Begin Source material
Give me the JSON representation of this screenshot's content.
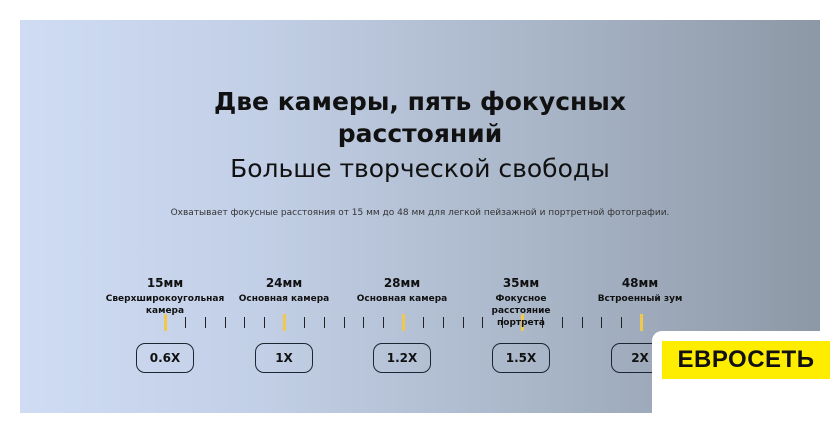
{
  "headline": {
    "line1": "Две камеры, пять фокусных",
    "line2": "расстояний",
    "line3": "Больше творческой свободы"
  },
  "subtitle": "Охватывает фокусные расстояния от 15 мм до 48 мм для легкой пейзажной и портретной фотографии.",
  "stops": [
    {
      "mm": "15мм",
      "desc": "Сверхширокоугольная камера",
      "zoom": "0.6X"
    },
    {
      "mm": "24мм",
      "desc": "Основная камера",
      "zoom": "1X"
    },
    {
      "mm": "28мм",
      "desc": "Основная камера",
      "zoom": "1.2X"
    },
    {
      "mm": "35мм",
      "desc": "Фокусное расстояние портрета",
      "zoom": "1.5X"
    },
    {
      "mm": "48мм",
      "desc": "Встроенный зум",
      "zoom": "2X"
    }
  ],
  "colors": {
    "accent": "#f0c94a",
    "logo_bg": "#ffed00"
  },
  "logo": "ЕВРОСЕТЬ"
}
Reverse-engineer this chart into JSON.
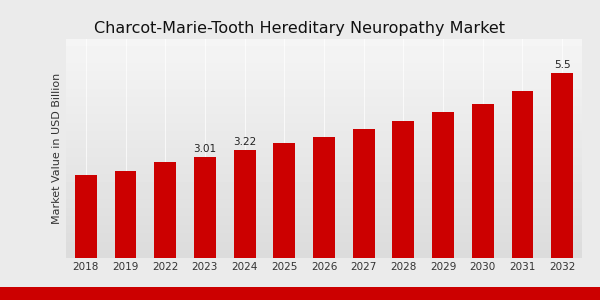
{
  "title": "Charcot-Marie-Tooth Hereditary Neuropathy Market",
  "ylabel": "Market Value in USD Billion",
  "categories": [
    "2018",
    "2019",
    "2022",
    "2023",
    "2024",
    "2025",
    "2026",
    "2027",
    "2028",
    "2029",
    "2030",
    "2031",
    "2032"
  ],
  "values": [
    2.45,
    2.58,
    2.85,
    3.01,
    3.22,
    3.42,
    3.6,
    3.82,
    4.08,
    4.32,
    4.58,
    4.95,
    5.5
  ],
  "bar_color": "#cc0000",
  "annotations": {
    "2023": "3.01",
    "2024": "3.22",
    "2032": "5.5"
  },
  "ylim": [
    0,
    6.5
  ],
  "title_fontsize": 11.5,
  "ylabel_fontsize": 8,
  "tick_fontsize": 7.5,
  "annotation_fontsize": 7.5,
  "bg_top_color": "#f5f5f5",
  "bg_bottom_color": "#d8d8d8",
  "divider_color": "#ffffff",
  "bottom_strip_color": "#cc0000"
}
End Source material
#### Set exercise
Quote all of the entries word for word, omitting any pictures.

#### Written response
Give me the JSON representation of this screenshot's content.
{
  "headline": {
    "line1": "Две камеры, пять фокусных",
    "line2": "расстояний",
    "line3": "Больше творческой свободы"
  },
  "subtitle": "Охватывает фокусные расстояния от 15 мм до 48 мм для легкой пейзажной и портретной фотографии.",
  "stops": [
    {
      "mm": "15мм",
      "desc": "Сверхширокоугольная камера",
      "zoom": "0.6X"
    },
    {
      "mm": "24мм",
      "desc": "Основная камера",
      "zoom": "1X"
    },
    {
      "mm": "28мм",
      "desc": "Основная камера",
      "zoom": "1.2X"
    },
    {
      "mm": "35мм",
      "desc": "Фокусное расстояние портрета",
      "zoom": "1.5X"
    },
    {
      "mm": "48мм",
      "desc": "Встроенный зум",
      "zoom": "2X"
    }
  ],
  "colors": {
    "accent": "#f0c94a",
    "logo_bg": "#ffed00"
  },
  "logo": "ЕВРОСЕТЬ"
}
Reverse-engineer this chart into JSON.
{
  "title": "Charcot-Marie-Tooth Hereditary Neuropathy Market",
  "ylabel": "Market Value in USD Billion",
  "categories": [
    "2018",
    "2019",
    "2022",
    "2023",
    "2024",
    "2025",
    "2026",
    "2027",
    "2028",
    "2029",
    "2030",
    "2031",
    "2032"
  ],
  "values": [
    2.45,
    2.58,
    2.85,
    3.01,
    3.22,
    3.42,
    3.6,
    3.82,
    4.08,
    4.32,
    4.58,
    4.95,
    5.5
  ],
  "bar_color": "#cc0000",
  "annotations": {
    "2023": "3.01",
    "2024": "3.22",
    "2032": "5.5"
  },
  "ylim": [
    0,
    6.5
  ],
  "title_fontsize": 11.5,
  "ylabel_fontsize": 8,
  "tick_fontsize": 7.5,
  "annotation_fontsize": 7.5,
  "bg_top_color": "#f5f5f5",
  "bg_bottom_color": "#d8d8d8",
  "divider_color": "#ffffff",
  "bottom_strip_color": "#cc0000"
}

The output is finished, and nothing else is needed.